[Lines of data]
'''
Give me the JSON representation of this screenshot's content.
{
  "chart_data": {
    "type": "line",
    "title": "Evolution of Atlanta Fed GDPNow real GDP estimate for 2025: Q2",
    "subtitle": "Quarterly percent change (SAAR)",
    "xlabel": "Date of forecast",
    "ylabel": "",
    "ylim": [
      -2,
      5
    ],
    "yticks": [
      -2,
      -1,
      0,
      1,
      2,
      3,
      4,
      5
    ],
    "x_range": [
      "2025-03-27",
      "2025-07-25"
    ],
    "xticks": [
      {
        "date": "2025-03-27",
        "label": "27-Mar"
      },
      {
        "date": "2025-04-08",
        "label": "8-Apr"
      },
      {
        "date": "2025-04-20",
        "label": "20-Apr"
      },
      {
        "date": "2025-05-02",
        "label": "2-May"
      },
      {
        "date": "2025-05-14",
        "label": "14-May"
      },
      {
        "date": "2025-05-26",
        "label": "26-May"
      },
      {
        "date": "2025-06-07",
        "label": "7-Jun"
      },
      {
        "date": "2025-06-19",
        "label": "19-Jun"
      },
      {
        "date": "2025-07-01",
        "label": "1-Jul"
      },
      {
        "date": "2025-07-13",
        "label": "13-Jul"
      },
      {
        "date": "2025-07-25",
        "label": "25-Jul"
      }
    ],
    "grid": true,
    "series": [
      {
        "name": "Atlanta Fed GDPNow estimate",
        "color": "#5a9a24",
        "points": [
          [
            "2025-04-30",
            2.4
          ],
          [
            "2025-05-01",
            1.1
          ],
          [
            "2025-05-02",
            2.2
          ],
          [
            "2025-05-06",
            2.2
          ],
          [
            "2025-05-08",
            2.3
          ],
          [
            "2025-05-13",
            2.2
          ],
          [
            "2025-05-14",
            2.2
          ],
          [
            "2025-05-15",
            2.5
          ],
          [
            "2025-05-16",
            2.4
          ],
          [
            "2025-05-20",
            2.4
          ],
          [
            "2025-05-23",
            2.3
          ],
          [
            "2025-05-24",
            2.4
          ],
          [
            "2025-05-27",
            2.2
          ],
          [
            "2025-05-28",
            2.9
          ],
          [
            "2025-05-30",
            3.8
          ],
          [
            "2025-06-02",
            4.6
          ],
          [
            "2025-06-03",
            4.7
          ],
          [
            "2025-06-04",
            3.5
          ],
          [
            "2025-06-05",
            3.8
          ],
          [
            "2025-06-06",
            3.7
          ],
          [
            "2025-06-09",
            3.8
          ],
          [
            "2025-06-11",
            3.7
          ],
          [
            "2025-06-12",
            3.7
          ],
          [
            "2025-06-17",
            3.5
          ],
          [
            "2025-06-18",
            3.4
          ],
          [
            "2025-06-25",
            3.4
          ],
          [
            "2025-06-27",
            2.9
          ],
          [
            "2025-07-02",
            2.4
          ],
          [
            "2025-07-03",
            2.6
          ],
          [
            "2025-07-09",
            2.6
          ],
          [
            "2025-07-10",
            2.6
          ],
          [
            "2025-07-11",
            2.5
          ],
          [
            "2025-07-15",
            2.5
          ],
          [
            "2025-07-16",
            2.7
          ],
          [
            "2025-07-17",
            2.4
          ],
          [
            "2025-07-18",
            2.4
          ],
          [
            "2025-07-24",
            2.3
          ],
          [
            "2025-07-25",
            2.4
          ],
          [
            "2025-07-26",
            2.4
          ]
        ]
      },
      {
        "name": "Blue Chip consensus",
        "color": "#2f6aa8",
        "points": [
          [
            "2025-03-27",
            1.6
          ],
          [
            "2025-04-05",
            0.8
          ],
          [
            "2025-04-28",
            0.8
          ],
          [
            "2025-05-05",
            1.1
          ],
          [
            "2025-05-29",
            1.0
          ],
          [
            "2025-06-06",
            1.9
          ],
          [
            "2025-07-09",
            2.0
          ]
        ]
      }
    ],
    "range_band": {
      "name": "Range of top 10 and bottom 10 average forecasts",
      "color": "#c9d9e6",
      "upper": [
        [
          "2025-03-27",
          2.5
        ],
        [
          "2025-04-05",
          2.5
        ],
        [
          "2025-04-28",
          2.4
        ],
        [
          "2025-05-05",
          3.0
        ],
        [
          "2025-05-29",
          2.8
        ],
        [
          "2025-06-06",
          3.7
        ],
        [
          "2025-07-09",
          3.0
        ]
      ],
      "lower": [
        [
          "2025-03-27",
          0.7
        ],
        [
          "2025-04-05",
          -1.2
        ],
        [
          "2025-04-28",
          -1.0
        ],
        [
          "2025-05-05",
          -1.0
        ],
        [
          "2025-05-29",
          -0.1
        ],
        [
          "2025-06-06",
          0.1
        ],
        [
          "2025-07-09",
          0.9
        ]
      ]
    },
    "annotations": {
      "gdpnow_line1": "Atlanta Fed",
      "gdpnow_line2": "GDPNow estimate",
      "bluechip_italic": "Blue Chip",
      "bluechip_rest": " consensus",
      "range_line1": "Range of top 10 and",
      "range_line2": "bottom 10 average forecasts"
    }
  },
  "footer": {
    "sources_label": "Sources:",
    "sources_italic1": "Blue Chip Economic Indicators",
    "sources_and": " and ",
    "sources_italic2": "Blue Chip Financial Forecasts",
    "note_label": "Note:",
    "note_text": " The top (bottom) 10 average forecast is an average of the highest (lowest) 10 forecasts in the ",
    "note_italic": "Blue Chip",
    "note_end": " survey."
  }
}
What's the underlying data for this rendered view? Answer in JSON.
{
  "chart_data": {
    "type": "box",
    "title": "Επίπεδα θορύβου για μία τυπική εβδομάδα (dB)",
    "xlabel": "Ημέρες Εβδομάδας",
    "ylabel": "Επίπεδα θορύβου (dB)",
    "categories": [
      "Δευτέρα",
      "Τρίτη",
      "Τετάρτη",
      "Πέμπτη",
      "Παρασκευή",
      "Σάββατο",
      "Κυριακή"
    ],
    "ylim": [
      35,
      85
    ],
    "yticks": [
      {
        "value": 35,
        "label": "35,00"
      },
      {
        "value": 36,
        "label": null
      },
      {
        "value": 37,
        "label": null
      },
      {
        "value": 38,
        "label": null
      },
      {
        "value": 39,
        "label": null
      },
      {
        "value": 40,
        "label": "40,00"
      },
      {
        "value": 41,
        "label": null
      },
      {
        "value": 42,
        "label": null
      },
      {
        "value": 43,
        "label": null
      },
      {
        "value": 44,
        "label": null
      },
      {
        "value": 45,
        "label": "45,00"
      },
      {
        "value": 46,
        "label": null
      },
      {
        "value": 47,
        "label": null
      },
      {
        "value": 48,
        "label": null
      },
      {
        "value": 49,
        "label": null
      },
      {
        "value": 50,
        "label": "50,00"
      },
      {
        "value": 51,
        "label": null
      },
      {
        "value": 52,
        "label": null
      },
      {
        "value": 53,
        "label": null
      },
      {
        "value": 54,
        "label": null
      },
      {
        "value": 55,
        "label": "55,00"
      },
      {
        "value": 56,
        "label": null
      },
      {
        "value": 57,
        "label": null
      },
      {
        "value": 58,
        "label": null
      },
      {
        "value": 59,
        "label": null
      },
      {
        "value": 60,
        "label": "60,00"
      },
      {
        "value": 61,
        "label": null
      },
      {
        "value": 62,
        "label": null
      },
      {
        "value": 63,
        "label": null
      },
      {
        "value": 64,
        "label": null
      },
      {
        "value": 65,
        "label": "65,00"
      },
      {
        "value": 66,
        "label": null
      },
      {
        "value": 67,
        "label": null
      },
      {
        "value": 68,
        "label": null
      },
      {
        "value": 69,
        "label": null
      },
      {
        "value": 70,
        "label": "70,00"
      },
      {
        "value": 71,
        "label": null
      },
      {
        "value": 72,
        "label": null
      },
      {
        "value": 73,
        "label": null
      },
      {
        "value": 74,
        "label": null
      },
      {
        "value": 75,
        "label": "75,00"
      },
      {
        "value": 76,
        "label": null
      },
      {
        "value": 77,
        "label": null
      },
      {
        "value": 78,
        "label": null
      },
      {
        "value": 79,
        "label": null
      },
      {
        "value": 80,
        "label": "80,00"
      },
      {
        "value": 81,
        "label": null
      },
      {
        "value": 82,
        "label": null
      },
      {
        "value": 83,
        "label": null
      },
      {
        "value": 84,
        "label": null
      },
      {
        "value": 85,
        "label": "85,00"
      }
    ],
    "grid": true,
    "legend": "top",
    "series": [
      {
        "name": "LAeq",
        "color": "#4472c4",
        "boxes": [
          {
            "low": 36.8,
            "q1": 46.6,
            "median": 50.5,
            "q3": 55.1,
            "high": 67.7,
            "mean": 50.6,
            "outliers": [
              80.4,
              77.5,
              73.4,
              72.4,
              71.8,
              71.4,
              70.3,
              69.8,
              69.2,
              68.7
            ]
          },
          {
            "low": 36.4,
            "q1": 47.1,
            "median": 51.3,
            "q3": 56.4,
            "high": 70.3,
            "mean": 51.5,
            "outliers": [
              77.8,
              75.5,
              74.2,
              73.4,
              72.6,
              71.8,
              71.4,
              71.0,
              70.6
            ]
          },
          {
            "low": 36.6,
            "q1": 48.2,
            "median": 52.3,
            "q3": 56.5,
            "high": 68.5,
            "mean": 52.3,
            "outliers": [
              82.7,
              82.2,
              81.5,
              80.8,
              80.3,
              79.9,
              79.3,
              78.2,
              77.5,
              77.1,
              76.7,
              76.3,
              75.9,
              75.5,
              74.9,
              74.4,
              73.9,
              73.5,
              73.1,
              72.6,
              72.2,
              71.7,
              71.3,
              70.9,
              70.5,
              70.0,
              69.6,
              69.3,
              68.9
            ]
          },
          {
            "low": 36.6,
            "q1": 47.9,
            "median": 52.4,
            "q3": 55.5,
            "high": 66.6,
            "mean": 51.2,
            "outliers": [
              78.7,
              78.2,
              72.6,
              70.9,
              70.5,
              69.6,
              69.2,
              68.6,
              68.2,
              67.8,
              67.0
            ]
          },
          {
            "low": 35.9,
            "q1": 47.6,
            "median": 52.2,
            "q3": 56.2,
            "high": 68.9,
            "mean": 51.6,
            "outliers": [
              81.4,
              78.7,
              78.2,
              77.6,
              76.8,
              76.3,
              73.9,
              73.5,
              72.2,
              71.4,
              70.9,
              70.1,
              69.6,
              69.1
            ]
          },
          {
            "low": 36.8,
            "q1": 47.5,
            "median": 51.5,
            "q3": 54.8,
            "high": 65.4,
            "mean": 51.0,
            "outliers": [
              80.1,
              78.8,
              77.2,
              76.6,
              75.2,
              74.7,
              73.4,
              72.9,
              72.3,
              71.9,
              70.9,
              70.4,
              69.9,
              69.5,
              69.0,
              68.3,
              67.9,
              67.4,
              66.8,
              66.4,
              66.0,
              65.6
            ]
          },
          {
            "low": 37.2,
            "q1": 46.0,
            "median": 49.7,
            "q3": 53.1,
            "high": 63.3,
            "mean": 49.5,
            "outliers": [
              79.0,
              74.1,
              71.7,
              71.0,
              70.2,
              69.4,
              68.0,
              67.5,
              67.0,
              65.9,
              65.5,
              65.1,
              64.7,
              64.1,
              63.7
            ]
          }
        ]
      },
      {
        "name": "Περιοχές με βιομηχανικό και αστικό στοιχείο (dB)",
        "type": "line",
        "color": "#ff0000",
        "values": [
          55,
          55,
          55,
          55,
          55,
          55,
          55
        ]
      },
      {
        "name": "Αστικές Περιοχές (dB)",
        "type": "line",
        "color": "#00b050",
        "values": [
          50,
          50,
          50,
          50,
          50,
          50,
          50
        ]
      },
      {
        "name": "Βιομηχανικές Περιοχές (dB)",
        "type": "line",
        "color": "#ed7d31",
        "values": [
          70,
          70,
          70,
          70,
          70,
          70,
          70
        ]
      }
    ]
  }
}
'''
**Work required**
Look through the records and gather each line with the word "mean".

**Solution**
            "mean": 50.6,
            "mean": 51.5,
            "mean": 52.3,
            "mean": 51.2,
            "mean": 51.6,
            "mean": 51.0,
            "mean": 49.5,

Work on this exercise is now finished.